======== Entries provided ========
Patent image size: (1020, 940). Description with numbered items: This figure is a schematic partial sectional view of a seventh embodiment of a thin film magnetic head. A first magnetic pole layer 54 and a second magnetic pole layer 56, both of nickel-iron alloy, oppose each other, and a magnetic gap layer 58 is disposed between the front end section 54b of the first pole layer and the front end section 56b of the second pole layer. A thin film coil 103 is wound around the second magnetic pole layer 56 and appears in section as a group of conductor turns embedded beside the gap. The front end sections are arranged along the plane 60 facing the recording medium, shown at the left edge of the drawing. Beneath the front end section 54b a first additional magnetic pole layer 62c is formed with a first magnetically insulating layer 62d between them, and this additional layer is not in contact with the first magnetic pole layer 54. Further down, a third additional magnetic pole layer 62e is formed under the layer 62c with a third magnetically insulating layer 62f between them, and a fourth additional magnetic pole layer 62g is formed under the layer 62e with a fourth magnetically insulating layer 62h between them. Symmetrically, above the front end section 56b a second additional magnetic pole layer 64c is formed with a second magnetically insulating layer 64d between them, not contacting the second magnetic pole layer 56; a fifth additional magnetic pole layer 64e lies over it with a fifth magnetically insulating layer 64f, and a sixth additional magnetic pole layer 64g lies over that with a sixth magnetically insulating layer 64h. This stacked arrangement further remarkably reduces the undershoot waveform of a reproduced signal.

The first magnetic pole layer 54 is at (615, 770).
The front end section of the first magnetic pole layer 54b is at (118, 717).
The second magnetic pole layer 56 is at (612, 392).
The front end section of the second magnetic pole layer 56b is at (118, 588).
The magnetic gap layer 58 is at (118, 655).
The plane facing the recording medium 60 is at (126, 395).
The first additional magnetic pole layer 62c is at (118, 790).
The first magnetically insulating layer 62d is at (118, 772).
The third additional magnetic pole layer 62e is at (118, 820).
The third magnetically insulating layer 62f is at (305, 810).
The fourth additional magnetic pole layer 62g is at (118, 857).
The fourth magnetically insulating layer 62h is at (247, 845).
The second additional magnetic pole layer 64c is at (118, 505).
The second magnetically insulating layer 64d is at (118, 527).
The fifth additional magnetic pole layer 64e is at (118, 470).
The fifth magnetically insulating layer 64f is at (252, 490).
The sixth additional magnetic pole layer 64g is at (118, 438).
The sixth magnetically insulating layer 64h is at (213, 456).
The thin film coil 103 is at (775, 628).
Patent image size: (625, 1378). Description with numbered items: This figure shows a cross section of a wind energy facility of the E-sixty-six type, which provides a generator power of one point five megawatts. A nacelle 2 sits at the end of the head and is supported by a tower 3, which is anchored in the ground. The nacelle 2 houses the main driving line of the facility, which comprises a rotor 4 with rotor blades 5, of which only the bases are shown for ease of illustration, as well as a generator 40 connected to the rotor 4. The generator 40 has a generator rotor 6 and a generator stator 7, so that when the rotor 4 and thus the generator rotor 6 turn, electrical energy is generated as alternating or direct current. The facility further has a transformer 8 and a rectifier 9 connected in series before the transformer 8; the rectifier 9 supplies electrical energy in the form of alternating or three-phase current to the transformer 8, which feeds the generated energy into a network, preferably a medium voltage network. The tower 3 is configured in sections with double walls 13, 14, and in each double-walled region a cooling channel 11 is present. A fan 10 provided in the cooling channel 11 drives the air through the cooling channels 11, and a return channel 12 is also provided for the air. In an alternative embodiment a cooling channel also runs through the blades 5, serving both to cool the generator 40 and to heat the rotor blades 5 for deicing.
========
# Task goal
Rewrite the rows above as a JSON list of strings, one string per line with blank lines left out, starting at the first line of the rows and ending at the line that contains "The plane facing".

# Reply
[
  "Patent image size: (1020, 940). Description with numbered items: This figure is a schematic partial sectional view of a seventh embodiment of a thin film magnetic head. A first magnetic pole layer 54 and a second magnetic pole layer 56, both of nickel-iron alloy, oppose each other, and a magnetic gap layer 58 is disposed between the front end section 54b of the first pole layer and the front end section 56b of the second pole layer. A thin film coil 103 is wound around the second magnetic pole layer 56 and appears in section as a group of conductor turns embedded beside the gap. The front end sections are arranged along the plane 60 facing the recording medium, shown at the left edge of the drawing. Beneath the front end section 54b a first additional magnetic pole layer 62c is formed with a first magnetically insulating layer 62d between them, and this additional layer is not in contact with the first magnetic pole layer 54. Further down, a third additional magnetic pole layer 62e is formed under the layer 62c with a third magnetically insulating layer 62f between them, and a fourth additional magnetic pole layer 62g is formed under the layer 62e with a fourth magnetically insulating layer 62h between them. Symmetrically, above the front end section 56b a second additional magnetic pole layer 64c is formed with a second magnetically insulating layer 64d between them, not contacting the second magnetic pole layer 56; a fifth additional magnetic pole layer 64e lies over it with a fifth magnetically insulating layer 64f, and a sixth additional magnetic pole layer 64g lies over that with a sixth magnetically insulating layer 64h. This stacked arrangement further remarkably reduces the undershoot waveform of a reproduced signal.",
  "The first magnetic pole layer 54 is at (615, 770).",
  "The front end section of the first magnetic pole layer 54b is at (118, 717).",
  "The second magnetic pole layer 56 is at (612, 392).",
  "The front end section of the second magnetic pole layer 56b is at (118, 588).",
  "The magnetic gap layer 58 is at (118, 655).",
  "The plane facing the recording medium 60 is at (126, 395)."
]